▸ **DESCRIPTION OF THE TASK**:
Transcribe every entry word for word. Skip the pictures.

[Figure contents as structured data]
☆ ☆ ☆ ☆ ☆
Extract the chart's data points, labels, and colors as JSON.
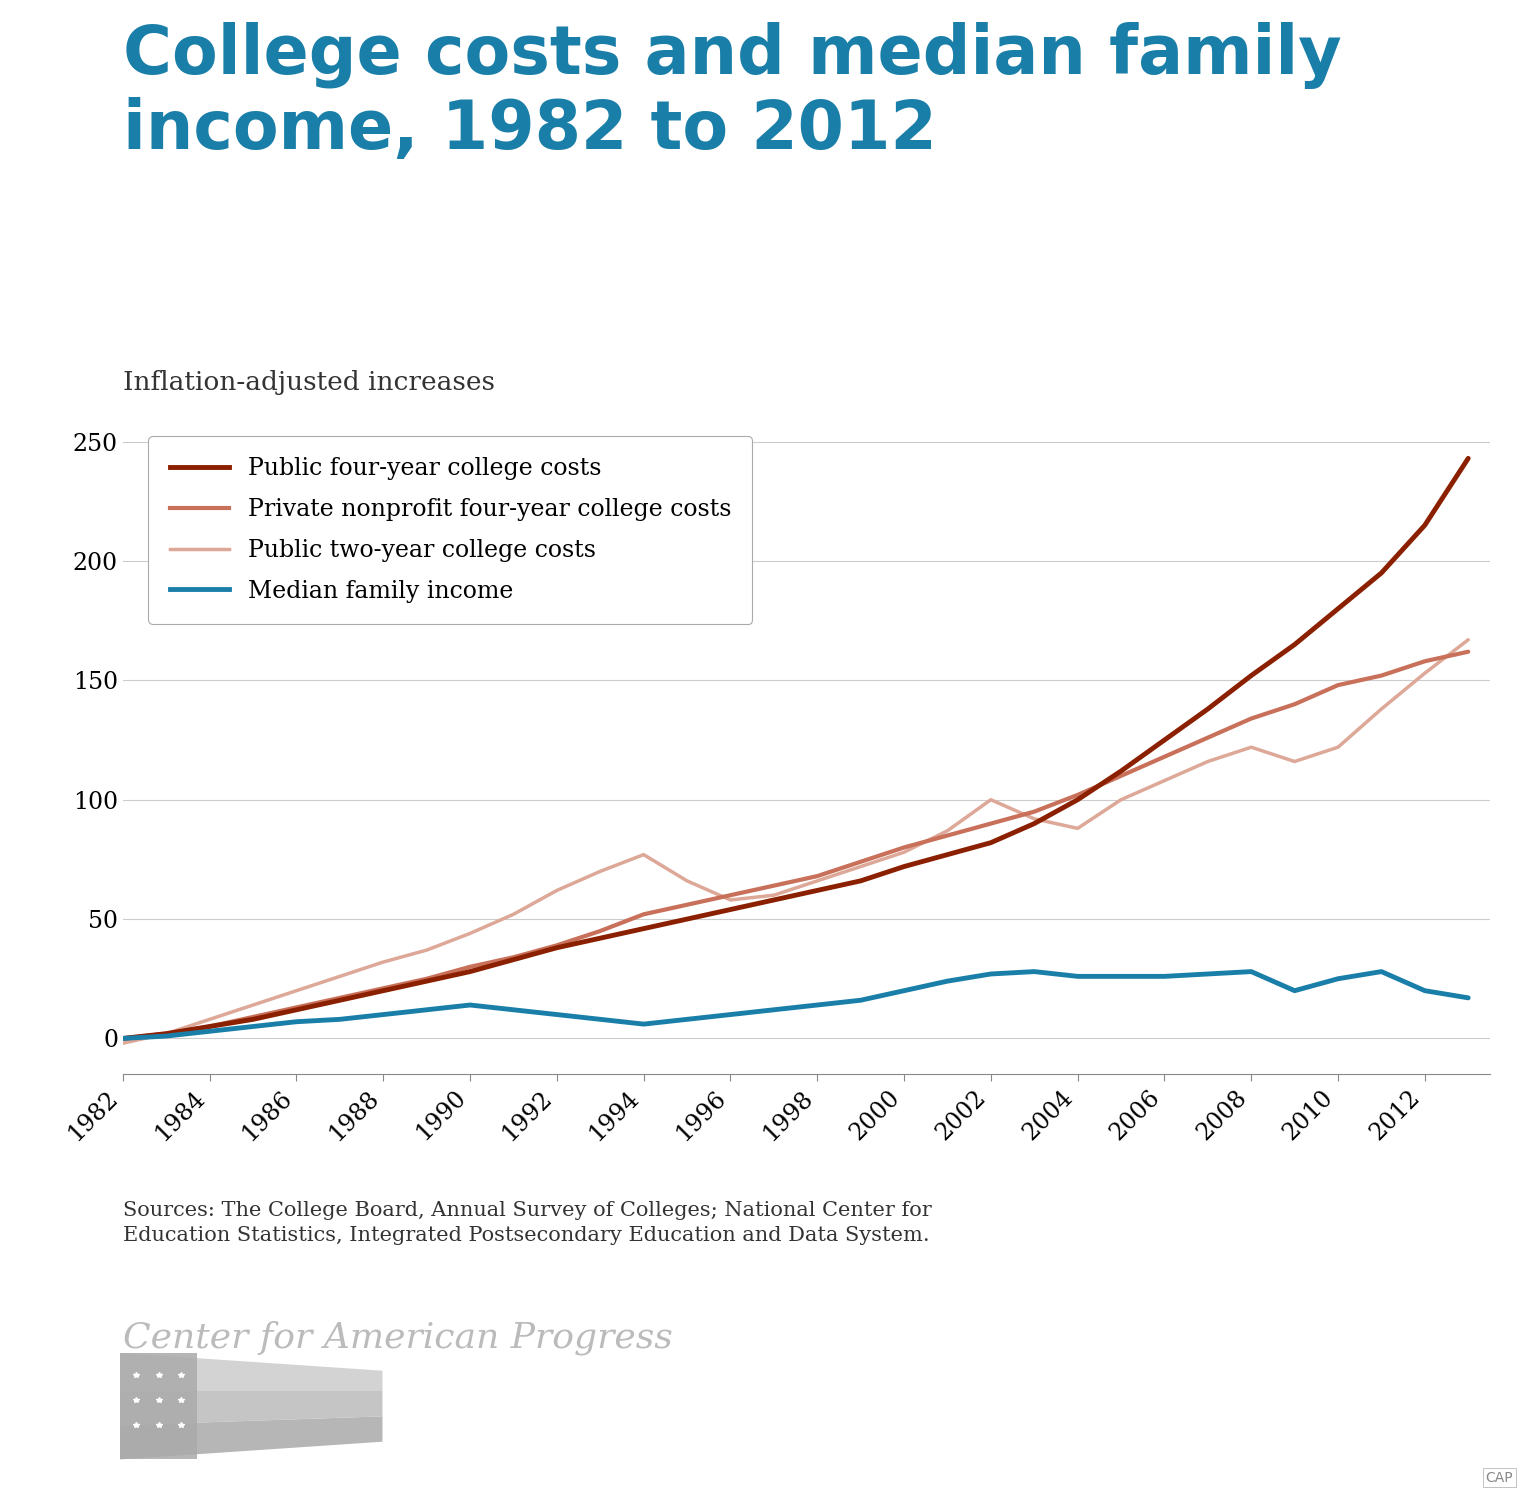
{
  "title": "College costs and median family\nincome, 1982 to 2012",
  "subtitle": "Inflation-adjusted increases",
  "title_color": "#1a7fa8",
  "title_fontsize": 48,
  "subtitle_fontsize": 19,
  "source_text": "Sources: The College Board, Annual Survey of Colleges; National Center for\nEducation Statistics, Integrated Postsecondary Education and Data System.",
  "watermark": "Center for American Progress",
  "years": [
    1982,
    1983,
    1984,
    1985,
    1986,
    1987,
    1988,
    1989,
    1990,
    1991,
    1992,
    1993,
    1994,
    1995,
    1996,
    1997,
    1998,
    1999,
    2000,
    2001,
    2002,
    2003,
    2004,
    2005,
    2006,
    2007,
    2008,
    2009,
    2010,
    2011,
    2012,
    2013
  ],
  "public_4yr": [
    0,
    2,
    5,
    8,
    12,
    16,
    20,
    24,
    28,
    33,
    38,
    42,
    46,
    50,
    54,
    58,
    62,
    66,
    72,
    77,
    82,
    90,
    100,
    112,
    125,
    138,
    152,
    165,
    180,
    195,
    215,
    243
  ],
  "private_nonprofit": [
    0,
    2,
    5,
    9,
    13,
    17,
    21,
    25,
    30,
    34,
    39,
    45,
    52,
    56,
    60,
    64,
    68,
    74,
    80,
    85,
    90,
    95,
    102,
    110,
    118,
    126,
    134,
    140,
    148,
    152,
    158,
    162
  ],
  "public_2yr": [
    -2,
    2,
    8,
    14,
    20,
    26,
    32,
    37,
    44,
    52,
    62,
    70,
    77,
    66,
    58,
    60,
    66,
    72,
    78,
    87,
    100,
    92,
    88,
    100,
    108,
    116,
    122,
    116,
    122,
    138,
    153,
    167
  ],
  "median_income": [
    0,
    1,
    3,
    5,
    7,
    8,
    10,
    12,
    14,
    12,
    10,
    8,
    6,
    8,
    10,
    12,
    14,
    16,
    20,
    24,
    27,
    28,
    26,
    26,
    26,
    27,
    28,
    20,
    25,
    28,
    20,
    17
  ],
  "line_colors": {
    "public_4yr": "#8B2000",
    "private_nonprofit": "#c8705a",
    "public_2yr": "#dda898",
    "median_income": "#1a7fa8"
  },
  "line_widths": {
    "public_4yr": 3.5,
    "private_nonprofit": 3.0,
    "public_2yr": 2.5,
    "median_income": 3.5
  },
  "legend_labels": [
    "Public four-year college costs",
    "Private nonprofit four-year college costs",
    "Public two-year college costs",
    "Median family income"
  ],
  "ylim": [
    -15,
    260
  ],
  "yticks": [
    0,
    50,
    100,
    150,
    200,
    250
  ],
  "xticks": [
    1982,
    1984,
    1986,
    1988,
    1990,
    1992,
    1994,
    1996,
    1998,
    2000,
    2002,
    2004,
    2006,
    2008,
    2010,
    2012
  ],
  "background_color": "#ffffff",
  "grid_color": "#cccccc"
}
☆ ☆ ☆ ☆ ☆
▸ **RESULT FOR THIS EXERCISE**:
Extract the chart's data points, labels, and colors as JSON.
{
  "title": "College costs and median family\nincome, 1982 to 2012",
  "subtitle": "Inflation-adjusted increases",
  "title_color": "#1a7fa8",
  "title_fontsize": 48,
  "subtitle_fontsize": 19,
  "source_text": "Sources: The College Board, Annual Survey of Colleges; National Center for\nEducation Statistics, Integrated Postsecondary Education and Data System.",
  "watermark": "Center for American Progress",
  "years": [
    1982,
    1983,
    1984,
    1985,
    1986,
    1987,
    1988,
    1989,
    1990,
    1991,
    1992,
    1993,
    1994,
    1995,
    1996,
    1997,
    1998,
    1999,
    2000,
    2001,
    2002,
    2003,
    2004,
    2005,
    2006,
    2007,
    2008,
    2009,
    2010,
    2011,
    2012,
    2013
  ],
  "public_4yr": [
    0,
    2,
    5,
    8,
    12,
    16,
    20,
    24,
    28,
    33,
    38,
    42,
    46,
    50,
    54,
    58,
    62,
    66,
    72,
    77,
    82,
    90,
    100,
    112,
    125,
    138,
    152,
    165,
    180,
    195,
    215,
    243
  ],
  "private_nonprofit": [
    0,
    2,
    5,
    9,
    13,
    17,
    21,
    25,
    30,
    34,
    39,
    45,
    52,
    56,
    60,
    64,
    68,
    74,
    80,
    85,
    90,
    95,
    102,
    110,
    118,
    126,
    134,
    140,
    148,
    152,
    158,
    162
  ],
  "public_2yr": [
    -2,
    2,
    8,
    14,
    20,
    26,
    32,
    37,
    44,
    52,
    62,
    70,
    77,
    66,
    58,
    60,
    66,
    72,
    78,
    87,
    100,
    92,
    88,
    100,
    108,
    116,
    122,
    116,
    122,
    138,
    153,
    167
  ],
  "median_income": [
    0,
    1,
    3,
    5,
    7,
    8,
    10,
    12,
    14,
    12,
    10,
    8,
    6,
    8,
    10,
    12,
    14,
    16,
    20,
    24,
    27,
    28,
    26,
    26,
    26,
    27,
    28,
    20,
    25,
    28,
    20,
    17
  ],
  "line_colors": {
    "public_4yr": "#8B2000",
    "private_nonprofit": "#c8705a",
    "public_2yr": "#dda898",
    "median_income": "#1a7fa8"
  },
  "line_widths": {
    "public_4yr": 3.5,
    "private_nonprofit": 3.0,
    "public_2yr": 2.5,
    "median_income": 3.5
  },
  "legend_labels": [
    "Public four-year college costs",
    "Private nonprofit four-year college costs",
    "Public two-year college costs",
    "Median family income"
  ],
  "ylim": [
    -15,
    260
  ],
  "yticks": [
    0,
    50,
    100,
    150,
    200,
    250
  ],
  "xticks": [
    1982,
    1984,
    1986,
    1988,
    1990,
    1992,
    1994,
    1996,
    1998,
    2000,
    2002,
    2004,
    2006,
    2008,
    2010,
    2012
  ],
  "background_color": "#ffffff",
  "grid_color": "#cccccc"
}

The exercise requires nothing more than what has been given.